■ Problem description
Your task is to transcribe all of the records exactly and leave out the pictures.

■ Provided records
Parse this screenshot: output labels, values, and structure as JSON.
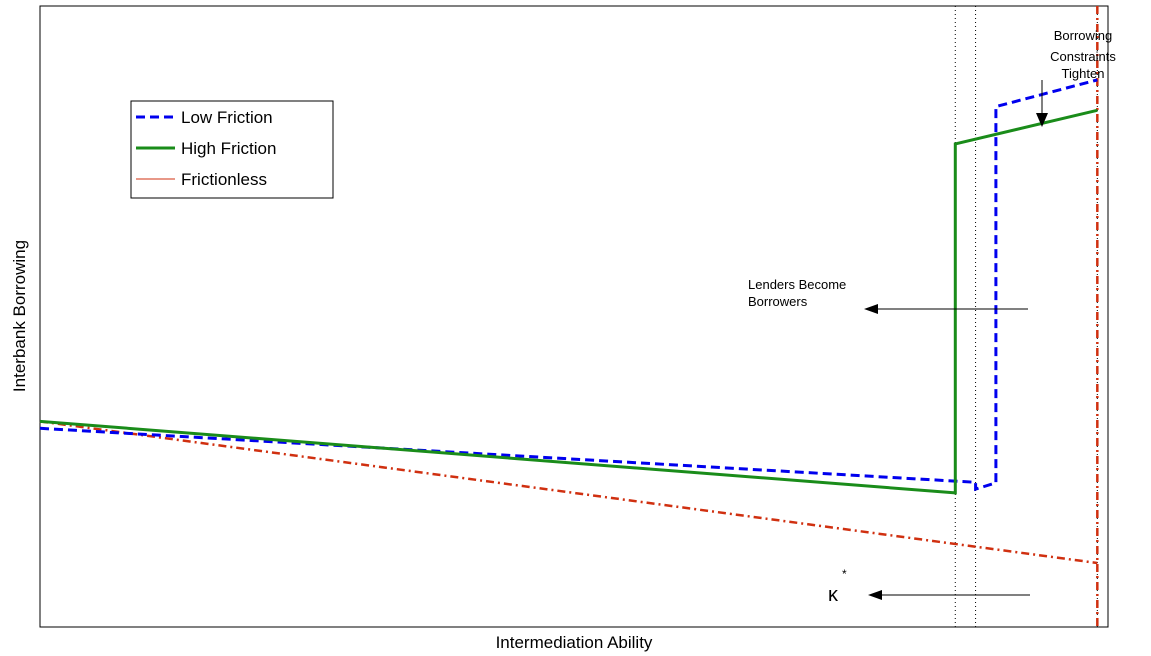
{
  "chart_data": {
    "type": "line",
    "xlabel": "Intermediation Ability",
    "ylabel": "Interbank Borrowing",
    "xlim": [
      0,
      1
    ],
    "ylim": [
      0,
      1
    ],
    "grid": false,
    "ticks": false,
    "legend_position": "top-left",
    "series": [
      {
        "name": "Low Friction",
        "style": "dashed",
        "color": "#0000ee",
        "points": [
          [
            0,
            0.32
          ],
          [
            0.876,
            0.233
          ],
          [
            0.876,
            0.222
          ],
          [
            0.895,
            0.232
          ],
          [
            0.895,
            0.838
          ],
          [
            0.99,
            0.881
          ]
        ]
      },
      {
        "name": "High Friction",
        "style": "solid",
        "color": "#1a8c1a",
        "points": [
          [
            0,
            0.331
          ],
          [
            0.857,
            0.216
          ],
          [
            0.857,
            0.778
          ],
          [
            0.99,
            0.832
          ]
        ]
      },
      {
        "name": "Frictionless",
        "style": "dash-dot",
        "color": "#d03010",
        "points": [
          [
            0,
            0.331
          ],
          [
            0.99,
            0.103
          ]
        ]
      }
    ],
    "vertical_lines": [
      {
        "x": 0.857,
        "style": "dotted",
        "color": "#000000"
      },
      {
        "x": 0.876,
        "style": "dotted",
        "color": "#000000"
      },
      {
        "x": 0.99,
        "style": "dotted",
        "color": "#000000"
      },
      {
        "x": 0.99,
        "style": "dash-dot",
        "color": "#d03010"
      }
    ],
    "annotations": [
      {
        "id": "constraints",
        "text_lines": [
          "Borrowing",
          "Constraints",
          "Tighten"
        ]
      },
      {
        "id": "lenders",
        "text_lines": [
          "Lenders Become",
          "Borrowers"
        ]
      },
      {
        "id": "kappa",
        "symbol": "κ",
        "superscript": "*"
      }
    ]
  }
}
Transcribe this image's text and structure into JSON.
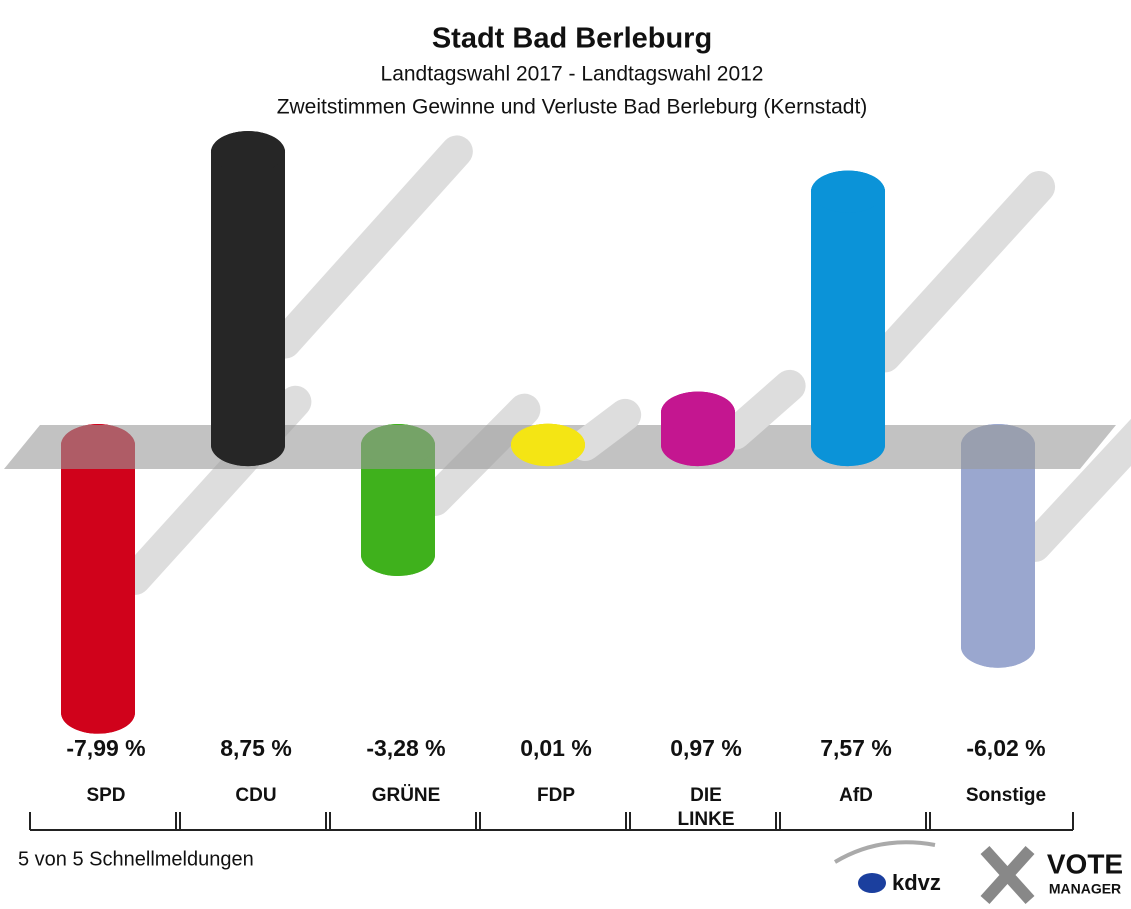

■ Result of this task
Parse this screenshot: output labels, values, and structure as JSON.
{
  "chart_data": {
    "type": "line",
    "xlabel": "Intermediation Ability",
    "ylabel": "Interbank Borrowing",
    "xlim": [
      0,
      1
    ],
    "ylim": [
      0,
      1
    ],
    "grid": false,
    "ticks": false,
    "legend_position": "top-left",
    "series": [
      {
        "name": "Low Friction",
        "style": "dashed",
        "color": "#0000ee",
        "points": [
          [
            0,
            0.32
          ],
          [
            0.876,
            0.233
          ],
          [
            0.876,
            0.222
          ],
          [
            0.895,
            0.232
          ],
          [
            0.895,
            0.838
          ],
          [
            0.99,
            0.881
          ]
        ]
      },
      {
        "name": "High Friction",
        "style": "solid",
        "color": "#1a8c1a",
        "points": [
          [
            0,
            0.331
          ],
          [
            0.857,
            0.216
          ],
          [
            0.857,
            0.778
          ],
          [
            0.99,
            0.832
          ]
        ]
      },
      {
        "name": "Frictionless",
        "style": "dash-dot",
        "color": "#d03010",
        "points": [
          [
            0,
            0.331
          ],
          [
            0.99,
            0.103
          ]
        ]
      }
    ],
    "vertical_lines": [
      {
        "x": 0.857,
        "style": "dotted",
        "color": "#000000"
      },
      {
        "x": 0.876,
        "style": "dotted",
        "color": "#000000"
      },
      {
        "x": 0.99,
        "style": "dotted",
        "color": "#000000"
      },
      {
        "x": 0.99,
        "style": "dash-dot",
        "color": "#d03010"
      }
    ],
    "annotations": [
      {
        "id": "constraints",
        "text_lines": [
          "Borrowing",
          "Constraints",
          "Tighten"
        ]
      },
      {
        "id": "lenders",
        "text_lines": [
          "Lenders Become",
          "Borrowers"
        ]
      },
      {
        "id": "kappa",
        "symbol": "κ",
        "superscript": "*"
      }
    ]
  }
}
Transcribe this image's text and structure into JSON.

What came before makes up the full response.